→ **Directive**
Could every line of the data be printed exactly as it reads?

→ **Items from a dataset**
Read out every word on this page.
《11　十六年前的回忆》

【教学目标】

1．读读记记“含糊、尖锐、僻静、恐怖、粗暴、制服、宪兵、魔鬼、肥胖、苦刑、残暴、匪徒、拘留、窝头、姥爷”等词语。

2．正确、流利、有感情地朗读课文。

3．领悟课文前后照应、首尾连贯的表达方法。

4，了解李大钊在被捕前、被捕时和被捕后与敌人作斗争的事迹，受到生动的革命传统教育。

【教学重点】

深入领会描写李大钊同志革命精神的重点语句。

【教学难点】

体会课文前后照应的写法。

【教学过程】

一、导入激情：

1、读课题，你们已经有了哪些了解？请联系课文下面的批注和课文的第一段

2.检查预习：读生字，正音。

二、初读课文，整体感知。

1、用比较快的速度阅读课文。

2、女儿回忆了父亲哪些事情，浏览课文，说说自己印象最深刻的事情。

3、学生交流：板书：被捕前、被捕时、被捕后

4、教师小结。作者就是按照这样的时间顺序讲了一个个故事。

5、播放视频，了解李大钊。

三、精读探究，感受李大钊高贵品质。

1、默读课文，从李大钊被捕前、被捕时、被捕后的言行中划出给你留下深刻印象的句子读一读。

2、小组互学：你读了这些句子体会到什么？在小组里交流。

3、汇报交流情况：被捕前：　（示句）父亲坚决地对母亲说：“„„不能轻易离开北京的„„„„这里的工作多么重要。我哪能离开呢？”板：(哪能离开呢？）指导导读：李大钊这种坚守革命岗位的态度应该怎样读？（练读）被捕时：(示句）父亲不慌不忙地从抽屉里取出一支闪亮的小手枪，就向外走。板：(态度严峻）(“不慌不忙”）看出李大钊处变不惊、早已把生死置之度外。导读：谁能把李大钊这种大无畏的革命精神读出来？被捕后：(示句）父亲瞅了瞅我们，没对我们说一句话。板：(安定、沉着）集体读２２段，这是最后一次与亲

→ **Exercise answer**
Read out every word on this page.
《11　十六年前的回忆》

【教学目标】

1．读读记记“含糊、尖锐、僻静、恐怖、粗暴、制服、宪兵、魔鬼、肥胖、苦刑、残暴、匪徒、拘留、窝头、姥爷”等词语。

2．正确、流利、有感情地朗读课文。

3．领悟课文前后照应、首尾连贯的表达方法。

4，了解李大钊在被捕前、被捕时和被捕后与敌人作斗争的事迹，受到生动的革命传统教育。

【教学重点】

深入领会描写李大钊同志革命精神的重点语句。

【教学难点】

体会课文前后照应的写法。

【教学过程】

一、导入激情：

1、读课题，你们已经有了哪些了解？请联系课文下面的批注和课文的第一段

2.检查预习：读生字，正音。

二、初读课文，整体感知。

1、用比较快的速度阅读课文。

2、女儿回忆了父亲哪些事情，浏览课文，说说自己印象最深刻的事情。

3、学生交流：板书：被捕前、被捕时、被捕后

4、教师小结。作者就是按照这样的时间顺序讲了一个个故事。

5、播放视频，了解李大钊。

三、精读探究，感受李大钊高贵品质。

1、默读课文，从李大钊被捕前、被捕时、被捕后的言行中划出给你留下深刻印象的句子读一读。

2、小组互学：你读了这些句子体会到什么？在小组里交流。

3、汇报交流情况：被捕前：　（示句）父亲坚决地对母亲说：“„„不能轻易离开北京的„„„„这里的工作多么重要。我哪能离开呢？”板：(哪能离开呢？）指导导读：李大钊这种坚守革命岗位的态度应该怎样读？（练读）被捕时：(示句）父亲不慌不忙地从抽屉里取出一支闪亮的小手枪，就向外走。板：(态度严峻）(“不慌不忙”）看出李大钊处变不惊、早已把生死置之度外。导读：谁能把李大钊这种大无畏的革命精神读出来？被捕后：(示句）父亲瞅了瞅我们，没对我们说一句话。板：(安定、沉着）集体读２２段，这是最后一次与亲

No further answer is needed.